## Start RECORDS SHOWN
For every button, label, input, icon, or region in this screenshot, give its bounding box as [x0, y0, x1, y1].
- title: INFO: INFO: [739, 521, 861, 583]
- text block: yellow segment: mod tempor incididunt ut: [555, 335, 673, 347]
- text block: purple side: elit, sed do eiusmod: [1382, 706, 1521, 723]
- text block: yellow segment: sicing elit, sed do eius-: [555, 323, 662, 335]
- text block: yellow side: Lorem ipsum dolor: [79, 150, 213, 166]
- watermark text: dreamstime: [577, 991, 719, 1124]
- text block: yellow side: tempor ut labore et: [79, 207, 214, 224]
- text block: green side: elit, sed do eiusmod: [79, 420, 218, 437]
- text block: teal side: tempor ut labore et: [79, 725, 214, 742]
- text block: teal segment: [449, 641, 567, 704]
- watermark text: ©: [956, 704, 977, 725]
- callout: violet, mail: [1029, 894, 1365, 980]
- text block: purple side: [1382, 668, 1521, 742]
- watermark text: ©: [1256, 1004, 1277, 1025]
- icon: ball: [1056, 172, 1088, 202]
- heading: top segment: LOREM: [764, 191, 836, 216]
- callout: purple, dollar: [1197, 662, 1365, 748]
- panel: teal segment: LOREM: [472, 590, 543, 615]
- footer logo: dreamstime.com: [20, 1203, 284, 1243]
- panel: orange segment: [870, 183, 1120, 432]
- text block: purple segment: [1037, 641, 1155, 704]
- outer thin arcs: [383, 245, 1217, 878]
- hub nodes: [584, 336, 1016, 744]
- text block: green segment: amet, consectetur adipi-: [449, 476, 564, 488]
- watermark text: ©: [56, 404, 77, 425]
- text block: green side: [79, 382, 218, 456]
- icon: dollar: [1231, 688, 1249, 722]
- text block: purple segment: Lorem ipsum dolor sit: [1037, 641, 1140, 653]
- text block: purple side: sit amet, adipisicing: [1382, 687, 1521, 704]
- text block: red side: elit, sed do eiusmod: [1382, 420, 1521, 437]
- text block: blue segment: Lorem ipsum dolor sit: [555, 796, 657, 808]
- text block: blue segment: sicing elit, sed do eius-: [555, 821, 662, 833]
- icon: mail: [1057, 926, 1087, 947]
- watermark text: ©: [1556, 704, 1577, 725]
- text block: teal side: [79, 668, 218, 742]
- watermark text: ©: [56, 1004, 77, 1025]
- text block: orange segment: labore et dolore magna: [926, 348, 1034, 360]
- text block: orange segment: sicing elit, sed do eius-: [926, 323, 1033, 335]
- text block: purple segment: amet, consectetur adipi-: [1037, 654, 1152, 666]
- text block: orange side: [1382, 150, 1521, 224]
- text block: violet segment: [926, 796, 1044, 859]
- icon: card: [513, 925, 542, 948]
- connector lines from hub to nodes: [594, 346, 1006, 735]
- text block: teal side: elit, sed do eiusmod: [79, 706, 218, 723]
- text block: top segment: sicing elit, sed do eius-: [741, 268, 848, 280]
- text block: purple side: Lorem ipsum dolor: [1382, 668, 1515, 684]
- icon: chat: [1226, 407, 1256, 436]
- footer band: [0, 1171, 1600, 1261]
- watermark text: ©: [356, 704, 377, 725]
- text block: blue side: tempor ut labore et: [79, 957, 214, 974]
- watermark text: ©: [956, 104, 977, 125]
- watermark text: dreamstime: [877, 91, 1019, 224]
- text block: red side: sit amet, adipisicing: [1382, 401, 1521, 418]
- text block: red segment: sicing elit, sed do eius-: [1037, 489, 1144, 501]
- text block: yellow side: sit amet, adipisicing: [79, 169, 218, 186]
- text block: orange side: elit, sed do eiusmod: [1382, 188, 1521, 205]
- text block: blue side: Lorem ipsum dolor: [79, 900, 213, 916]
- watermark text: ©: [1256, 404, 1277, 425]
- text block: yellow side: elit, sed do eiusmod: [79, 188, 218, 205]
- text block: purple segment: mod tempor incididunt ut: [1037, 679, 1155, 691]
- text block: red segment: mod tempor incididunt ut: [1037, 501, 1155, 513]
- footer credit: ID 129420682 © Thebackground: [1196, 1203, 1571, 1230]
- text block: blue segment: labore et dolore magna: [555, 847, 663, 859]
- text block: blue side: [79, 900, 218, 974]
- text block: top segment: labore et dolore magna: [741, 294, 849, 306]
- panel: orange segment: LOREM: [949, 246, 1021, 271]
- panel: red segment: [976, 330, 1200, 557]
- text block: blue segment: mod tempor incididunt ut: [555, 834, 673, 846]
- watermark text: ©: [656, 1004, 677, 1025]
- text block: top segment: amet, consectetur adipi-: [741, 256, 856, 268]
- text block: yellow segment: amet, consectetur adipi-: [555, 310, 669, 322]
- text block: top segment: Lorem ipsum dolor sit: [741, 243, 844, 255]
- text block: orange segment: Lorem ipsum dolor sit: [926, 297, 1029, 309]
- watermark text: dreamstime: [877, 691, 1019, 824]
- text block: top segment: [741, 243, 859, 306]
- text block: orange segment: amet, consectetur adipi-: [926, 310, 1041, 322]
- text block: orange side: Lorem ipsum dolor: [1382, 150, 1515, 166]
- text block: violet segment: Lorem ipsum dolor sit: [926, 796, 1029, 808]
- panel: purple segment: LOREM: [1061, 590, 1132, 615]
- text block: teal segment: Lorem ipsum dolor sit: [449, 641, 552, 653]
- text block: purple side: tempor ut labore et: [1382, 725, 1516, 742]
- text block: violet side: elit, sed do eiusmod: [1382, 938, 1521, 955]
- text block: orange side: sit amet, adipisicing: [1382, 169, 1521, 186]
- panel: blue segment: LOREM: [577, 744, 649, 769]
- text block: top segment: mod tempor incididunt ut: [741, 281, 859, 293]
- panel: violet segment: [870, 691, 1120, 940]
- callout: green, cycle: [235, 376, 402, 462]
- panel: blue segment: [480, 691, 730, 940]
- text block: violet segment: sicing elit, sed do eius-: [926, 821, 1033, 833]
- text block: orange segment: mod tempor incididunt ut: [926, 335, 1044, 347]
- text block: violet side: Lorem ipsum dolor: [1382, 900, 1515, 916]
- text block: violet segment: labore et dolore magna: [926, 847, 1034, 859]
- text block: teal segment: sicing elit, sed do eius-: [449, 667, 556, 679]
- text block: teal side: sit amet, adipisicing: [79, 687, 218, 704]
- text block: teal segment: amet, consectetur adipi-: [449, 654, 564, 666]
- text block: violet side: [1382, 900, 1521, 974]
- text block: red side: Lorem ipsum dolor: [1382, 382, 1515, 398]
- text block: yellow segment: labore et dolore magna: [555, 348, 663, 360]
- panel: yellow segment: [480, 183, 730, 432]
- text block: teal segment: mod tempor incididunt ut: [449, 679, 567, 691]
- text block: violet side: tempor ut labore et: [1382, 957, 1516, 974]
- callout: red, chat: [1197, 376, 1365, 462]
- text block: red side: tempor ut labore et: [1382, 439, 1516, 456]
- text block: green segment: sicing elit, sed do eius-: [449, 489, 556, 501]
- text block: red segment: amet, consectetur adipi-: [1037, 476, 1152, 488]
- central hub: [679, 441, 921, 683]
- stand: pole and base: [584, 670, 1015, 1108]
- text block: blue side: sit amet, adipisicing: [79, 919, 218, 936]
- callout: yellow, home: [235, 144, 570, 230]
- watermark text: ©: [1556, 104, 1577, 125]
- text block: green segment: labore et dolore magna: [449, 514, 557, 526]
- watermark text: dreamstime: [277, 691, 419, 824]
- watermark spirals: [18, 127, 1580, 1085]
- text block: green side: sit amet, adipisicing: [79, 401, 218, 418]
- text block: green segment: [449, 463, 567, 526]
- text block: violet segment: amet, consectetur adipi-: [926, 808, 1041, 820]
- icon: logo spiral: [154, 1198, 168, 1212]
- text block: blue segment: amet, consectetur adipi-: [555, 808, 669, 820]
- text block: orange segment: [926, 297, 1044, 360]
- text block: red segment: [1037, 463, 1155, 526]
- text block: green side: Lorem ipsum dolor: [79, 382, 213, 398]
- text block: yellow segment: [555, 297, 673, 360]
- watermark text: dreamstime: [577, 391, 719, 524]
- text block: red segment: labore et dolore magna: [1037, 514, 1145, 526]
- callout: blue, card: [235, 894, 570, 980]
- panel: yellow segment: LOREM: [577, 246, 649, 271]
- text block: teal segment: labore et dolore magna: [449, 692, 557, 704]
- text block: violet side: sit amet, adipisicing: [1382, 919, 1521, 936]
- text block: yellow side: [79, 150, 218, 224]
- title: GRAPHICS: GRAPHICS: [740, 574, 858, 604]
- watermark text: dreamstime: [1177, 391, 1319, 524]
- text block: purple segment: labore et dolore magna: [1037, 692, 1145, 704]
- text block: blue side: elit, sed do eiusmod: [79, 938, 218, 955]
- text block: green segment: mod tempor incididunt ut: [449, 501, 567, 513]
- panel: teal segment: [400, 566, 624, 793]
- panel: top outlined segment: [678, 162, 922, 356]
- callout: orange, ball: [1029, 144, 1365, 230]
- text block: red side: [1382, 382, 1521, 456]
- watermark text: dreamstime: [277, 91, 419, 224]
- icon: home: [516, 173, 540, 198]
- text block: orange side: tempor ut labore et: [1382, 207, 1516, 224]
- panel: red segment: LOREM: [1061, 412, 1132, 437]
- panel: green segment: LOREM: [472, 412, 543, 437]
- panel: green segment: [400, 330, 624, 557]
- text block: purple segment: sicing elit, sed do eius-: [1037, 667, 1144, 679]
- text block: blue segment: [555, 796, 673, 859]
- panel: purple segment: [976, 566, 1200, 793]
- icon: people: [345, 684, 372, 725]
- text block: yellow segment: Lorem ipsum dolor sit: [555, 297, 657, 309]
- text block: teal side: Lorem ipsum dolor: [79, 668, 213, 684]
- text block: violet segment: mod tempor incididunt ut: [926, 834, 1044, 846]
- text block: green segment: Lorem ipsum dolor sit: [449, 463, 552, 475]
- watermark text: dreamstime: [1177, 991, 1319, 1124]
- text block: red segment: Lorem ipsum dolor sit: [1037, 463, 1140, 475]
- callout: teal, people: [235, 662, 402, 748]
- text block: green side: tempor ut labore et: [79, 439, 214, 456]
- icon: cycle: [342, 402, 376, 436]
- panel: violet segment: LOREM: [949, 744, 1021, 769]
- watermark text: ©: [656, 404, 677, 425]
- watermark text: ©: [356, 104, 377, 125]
## End RECORDS SHOWN
# YOUR TASK:
Render the entries as a Markdown table with columns "No." and "Line". Begin at the first line and stop after the line that has "- callout: violet, mail: [1029, 894, 1365, 980]". Leave out blank lines.

# EXERCISE OUTPUT:
| No. | Line |
|---|---|
| 1 | For every button, label, input, icon, or region in this screenshot, give its bounding box as [x0, y0, x1, y1]. |
| 2 | - title: INFO: INFO: [739, 521, 861, 583] |
| 3 | - text block: yellow segment: mod tempor incididunt ut: [555, 335, 673, 347] |
| 4 | - text block: purple side: elit, sed do eiusmod: [1382, 706, 1521, 723] |
| 5 | - text block: yellow segment: sicing elit, sed do eius-: [555, 323, 662, 335] |
| 6 | - text block: yellow side: Lorem ipsum dolor: [79, 150, 213, 166] |
| 7 | - watermark text: dreamstime: [577, 991, 719, 1124] |
| 8 | - text block: yellow side: tempor ut labore et: [79, 207, 214, 224] |
| 9 | - text block: green side: elit, sed do eiusmod: [79, 420, 218, 437] |
| 10 | - text block: teal side: tempor ut labore et: [79, 725, 214, 742] |
| 11 | - text block: teal segment: [449, 641, 567, 704] |
| 12 | - watermark text: ©: [956, 704, 977, 725] |
| 13 | - callout: violet, mail: [1029, 894, 1365, 980] |